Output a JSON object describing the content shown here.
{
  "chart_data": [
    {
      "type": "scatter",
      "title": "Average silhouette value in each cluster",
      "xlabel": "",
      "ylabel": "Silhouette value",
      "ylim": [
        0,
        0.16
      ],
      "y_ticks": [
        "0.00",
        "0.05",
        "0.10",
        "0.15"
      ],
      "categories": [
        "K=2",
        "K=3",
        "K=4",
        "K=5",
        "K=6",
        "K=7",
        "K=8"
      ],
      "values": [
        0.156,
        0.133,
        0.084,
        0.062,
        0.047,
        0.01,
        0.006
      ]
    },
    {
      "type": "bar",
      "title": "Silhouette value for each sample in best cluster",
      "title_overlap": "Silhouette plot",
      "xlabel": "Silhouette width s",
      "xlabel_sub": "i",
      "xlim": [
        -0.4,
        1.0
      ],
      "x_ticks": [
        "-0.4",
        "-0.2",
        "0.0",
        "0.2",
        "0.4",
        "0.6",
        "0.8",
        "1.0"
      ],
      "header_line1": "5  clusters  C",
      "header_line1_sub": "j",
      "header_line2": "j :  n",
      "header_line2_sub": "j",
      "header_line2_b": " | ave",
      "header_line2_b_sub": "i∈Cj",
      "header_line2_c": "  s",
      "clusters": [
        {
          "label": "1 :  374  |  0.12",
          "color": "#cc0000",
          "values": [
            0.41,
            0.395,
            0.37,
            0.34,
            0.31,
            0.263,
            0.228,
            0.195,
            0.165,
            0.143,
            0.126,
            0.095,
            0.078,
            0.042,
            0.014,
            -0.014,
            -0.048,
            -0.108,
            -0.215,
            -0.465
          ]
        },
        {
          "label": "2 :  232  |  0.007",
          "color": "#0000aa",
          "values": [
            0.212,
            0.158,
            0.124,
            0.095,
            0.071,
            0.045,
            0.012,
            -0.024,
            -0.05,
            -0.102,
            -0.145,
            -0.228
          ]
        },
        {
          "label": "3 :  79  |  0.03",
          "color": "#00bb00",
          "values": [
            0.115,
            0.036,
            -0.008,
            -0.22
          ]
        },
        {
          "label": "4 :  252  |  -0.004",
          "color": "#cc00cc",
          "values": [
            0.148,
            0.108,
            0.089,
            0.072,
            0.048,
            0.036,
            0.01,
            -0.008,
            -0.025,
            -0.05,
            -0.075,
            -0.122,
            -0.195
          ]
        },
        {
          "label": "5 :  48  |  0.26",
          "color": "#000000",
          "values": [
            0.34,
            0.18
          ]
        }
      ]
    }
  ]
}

Exercise directions:
Write down all the entries again without a single difference.

Solution to this task:
Output a JSON object describing the content shown here.
{
  "chart_data": [
    {
      "type": "scatter",
      "title": "Average silhouette value in each cluster",
      "xlabel": "",
      "ylabel": "Silhouette value",
      "ylim": [
        0,
        0.16
      ],
      "y_ticks": [
        "0.00",
        "0.05",
        "0.10",
        "0.15"
      ],
      "categories": [
        "K=2",
        "K=3",
        "K=4",
        "K=5",
        "K=6",
        "K=7",
        "K=8"
      ],
      "values": [
        0.156,
        0.133,
        0.084,
        0.062,
        0.047,
        0.01,
        0.006
      ]
    },
    {
      "type": "bar",
      "title": "Silhouette value for each sample in best cluster",
      "title_overlap": "Silhouette plot",
      "xlabel": "Silhouette width s",
      "xlabel_sub": "i",
      "xlim": [
        -0.4,
        1.0
      ],
      "x_ticks": [
        "-0.4",
        "-0.2",
        "0.0",
        "0.2",
        "0.4",
        "0.6",
        "0.8",
        "1.0"
      ],
      "header_line1": "5  clusters  C",
      "header_line1_sub": "j",
      "header_line2": "j :  n",
      "header_line2_sub": "j",
      "header_line2_b": " | ave",
      "header_line2_b_sub": "i∈Cj",
      "header_line2_c": "  s",
      "clusters": [
        {
          "label": "1 :  374  |  0.12",
          "color": "#cc0000",
          "values": [
            0.41,
            0.395,
            0.37,
            0.34,
            0.31,
            0.263,
            0.228,
            0.195,
            0.165,
            0.143,
            0.126,
            0.095,
            0.078,
            0.042,
            0.014,
            -0.014,
            -0.048,
            -0.108,
            -0.215,
            -0.465
          ]
        },
        {
          "label": "2 :  232  |  0.007",
          "color": "#0000aa",
          "values": [
            0.212,
            0.158,
            0.124,
            0.095,
            0.071,
            0.045,
            0.012,
            -0.024,
            -0.05,
            -0.102,
            -0.145,
            -0.228
          ]
        },
        {
          "label": "3 :  79  |  0.03",
          "color": "#00bb00",
          "values": [
            0.115,
            0.036,
            -0.008,
            -0.22
          ]
        },
        {
          "label": "4 :  252  |  -0.004",
          "color": "#cc00cc",
          "values": [
            0.148,
            0.108,
            0.089,
            0.072,
            0.048,
            0.036,
            0.01,
            -0.008,
            -0.025,
            -0.05,
            -0.075,
            -0.122,
            -0.195
          ]
        },
        {
          "label": "5 :  48  |  0.26",
          "color": "#000000",
          "values": [
            0.34,
            0.18
          ]
        }
      ]
    }
  ]
}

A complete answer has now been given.